Exercise task:
Scan the data beneath this task and copy each line that includes "Ярлык".

★ ★ ★ ★

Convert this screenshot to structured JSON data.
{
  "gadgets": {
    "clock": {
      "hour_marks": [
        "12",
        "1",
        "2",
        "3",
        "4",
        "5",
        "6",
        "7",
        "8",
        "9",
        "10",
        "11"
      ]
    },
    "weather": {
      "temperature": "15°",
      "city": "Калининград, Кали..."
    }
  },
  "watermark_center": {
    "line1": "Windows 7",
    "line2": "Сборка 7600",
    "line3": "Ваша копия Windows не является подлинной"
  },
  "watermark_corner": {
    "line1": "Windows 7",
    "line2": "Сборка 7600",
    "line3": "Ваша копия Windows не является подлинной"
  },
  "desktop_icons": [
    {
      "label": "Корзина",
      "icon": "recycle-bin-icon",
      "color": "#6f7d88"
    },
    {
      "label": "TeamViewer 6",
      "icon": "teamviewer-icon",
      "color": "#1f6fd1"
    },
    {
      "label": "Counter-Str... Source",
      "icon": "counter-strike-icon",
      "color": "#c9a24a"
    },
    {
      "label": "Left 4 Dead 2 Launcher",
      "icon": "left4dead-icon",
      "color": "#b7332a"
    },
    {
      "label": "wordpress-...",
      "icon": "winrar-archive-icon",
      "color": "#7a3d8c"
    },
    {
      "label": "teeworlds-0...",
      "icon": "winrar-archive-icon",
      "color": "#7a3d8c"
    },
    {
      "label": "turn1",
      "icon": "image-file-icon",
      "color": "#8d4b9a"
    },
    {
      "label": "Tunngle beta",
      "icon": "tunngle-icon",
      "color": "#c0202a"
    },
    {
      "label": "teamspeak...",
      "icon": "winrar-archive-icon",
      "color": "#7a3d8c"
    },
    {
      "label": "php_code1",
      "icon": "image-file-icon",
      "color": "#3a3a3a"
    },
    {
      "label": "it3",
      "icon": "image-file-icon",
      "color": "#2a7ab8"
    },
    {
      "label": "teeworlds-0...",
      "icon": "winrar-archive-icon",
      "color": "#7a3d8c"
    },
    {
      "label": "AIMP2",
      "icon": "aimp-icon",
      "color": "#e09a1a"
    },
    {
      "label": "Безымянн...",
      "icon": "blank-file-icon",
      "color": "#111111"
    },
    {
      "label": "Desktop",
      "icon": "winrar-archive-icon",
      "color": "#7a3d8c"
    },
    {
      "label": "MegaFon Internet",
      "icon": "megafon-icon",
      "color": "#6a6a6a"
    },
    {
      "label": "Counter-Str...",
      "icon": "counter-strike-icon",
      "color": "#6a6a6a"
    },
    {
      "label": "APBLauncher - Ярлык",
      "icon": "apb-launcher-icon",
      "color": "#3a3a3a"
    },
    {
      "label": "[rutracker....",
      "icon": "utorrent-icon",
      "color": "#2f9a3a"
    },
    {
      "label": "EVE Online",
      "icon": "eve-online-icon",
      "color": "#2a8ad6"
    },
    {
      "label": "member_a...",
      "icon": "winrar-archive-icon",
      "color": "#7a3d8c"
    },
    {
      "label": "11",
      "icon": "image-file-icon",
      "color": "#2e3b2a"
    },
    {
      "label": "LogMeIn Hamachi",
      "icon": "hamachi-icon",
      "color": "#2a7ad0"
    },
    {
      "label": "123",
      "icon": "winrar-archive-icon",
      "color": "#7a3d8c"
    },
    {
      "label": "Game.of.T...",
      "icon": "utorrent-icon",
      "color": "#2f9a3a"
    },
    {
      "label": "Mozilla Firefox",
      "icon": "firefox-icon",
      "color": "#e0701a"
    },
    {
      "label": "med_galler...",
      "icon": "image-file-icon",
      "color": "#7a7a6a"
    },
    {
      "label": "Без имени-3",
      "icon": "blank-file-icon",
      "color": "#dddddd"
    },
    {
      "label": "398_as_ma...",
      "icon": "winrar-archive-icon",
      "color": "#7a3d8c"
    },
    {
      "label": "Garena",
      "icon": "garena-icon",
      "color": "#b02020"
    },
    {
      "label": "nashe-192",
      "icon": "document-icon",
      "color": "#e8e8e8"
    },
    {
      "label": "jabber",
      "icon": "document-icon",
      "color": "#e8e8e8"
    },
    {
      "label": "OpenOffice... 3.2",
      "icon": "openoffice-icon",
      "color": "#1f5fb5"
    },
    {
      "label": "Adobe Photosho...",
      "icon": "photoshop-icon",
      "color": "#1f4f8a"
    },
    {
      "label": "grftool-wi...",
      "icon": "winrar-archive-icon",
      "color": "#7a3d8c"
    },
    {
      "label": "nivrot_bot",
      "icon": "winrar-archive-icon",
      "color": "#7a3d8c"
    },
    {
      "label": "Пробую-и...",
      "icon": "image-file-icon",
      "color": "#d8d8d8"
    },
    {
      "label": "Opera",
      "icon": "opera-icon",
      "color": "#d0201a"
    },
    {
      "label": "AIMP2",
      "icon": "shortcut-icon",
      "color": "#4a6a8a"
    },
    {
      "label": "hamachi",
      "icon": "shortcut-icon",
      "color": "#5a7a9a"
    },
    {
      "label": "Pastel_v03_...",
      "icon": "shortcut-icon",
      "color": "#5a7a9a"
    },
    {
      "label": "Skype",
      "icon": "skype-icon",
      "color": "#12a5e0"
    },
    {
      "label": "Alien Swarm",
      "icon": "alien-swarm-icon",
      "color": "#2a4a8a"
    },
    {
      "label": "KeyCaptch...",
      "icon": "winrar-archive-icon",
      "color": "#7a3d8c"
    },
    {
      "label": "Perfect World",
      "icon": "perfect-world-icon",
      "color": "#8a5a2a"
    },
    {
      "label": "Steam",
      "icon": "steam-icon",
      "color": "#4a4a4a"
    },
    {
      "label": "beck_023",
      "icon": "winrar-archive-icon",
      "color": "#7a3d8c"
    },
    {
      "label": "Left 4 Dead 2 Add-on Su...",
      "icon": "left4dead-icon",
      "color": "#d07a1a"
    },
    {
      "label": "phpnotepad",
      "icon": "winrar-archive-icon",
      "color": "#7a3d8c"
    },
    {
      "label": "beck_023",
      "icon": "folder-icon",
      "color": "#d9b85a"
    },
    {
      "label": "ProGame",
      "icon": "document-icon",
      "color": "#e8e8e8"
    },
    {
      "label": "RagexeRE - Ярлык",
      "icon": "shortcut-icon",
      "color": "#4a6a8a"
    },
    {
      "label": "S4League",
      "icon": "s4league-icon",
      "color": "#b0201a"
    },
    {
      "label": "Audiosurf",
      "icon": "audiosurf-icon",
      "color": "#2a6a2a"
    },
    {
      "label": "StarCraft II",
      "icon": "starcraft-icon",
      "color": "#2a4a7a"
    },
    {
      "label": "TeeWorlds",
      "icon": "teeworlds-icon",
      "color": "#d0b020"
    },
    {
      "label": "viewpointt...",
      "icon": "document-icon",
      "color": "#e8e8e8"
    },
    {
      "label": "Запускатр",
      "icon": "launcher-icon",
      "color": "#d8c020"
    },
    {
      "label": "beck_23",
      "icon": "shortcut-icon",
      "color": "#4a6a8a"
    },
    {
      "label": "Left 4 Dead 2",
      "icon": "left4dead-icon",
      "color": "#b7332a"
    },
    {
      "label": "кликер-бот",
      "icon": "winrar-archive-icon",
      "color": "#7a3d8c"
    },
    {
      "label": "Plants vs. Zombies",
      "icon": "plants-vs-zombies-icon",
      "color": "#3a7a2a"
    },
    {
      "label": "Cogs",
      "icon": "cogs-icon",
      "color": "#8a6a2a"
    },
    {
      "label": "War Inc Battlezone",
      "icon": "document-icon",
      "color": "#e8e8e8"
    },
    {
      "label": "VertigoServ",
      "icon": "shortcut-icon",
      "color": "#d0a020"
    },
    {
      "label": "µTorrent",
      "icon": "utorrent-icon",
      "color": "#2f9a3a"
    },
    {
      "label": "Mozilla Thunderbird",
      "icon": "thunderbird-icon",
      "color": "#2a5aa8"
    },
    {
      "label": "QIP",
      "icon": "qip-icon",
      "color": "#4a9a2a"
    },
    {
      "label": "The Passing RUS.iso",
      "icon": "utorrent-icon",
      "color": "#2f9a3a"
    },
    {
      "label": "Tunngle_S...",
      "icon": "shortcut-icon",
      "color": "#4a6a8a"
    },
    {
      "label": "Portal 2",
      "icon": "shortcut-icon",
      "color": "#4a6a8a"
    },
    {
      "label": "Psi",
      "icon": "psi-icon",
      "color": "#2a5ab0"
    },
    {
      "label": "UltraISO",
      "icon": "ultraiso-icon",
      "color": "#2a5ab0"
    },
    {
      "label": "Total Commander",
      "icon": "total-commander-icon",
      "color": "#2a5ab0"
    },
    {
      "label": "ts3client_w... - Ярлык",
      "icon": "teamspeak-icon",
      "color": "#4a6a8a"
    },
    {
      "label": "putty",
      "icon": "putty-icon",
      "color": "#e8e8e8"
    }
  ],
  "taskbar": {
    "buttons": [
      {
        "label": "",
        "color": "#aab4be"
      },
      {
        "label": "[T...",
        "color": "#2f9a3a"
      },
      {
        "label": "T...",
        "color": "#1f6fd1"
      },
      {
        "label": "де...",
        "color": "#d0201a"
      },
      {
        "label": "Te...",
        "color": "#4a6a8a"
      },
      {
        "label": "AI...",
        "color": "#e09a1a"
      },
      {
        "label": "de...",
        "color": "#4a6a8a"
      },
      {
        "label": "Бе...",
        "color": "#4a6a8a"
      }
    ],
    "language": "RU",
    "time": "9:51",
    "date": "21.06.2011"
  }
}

★ ★ ★ ★

Result of this task:
      "label": "APBLauncher - Ярлык",
      "label": "RagexeRE - Ярлык",
      "label": "ts3client_w... - Ярлык",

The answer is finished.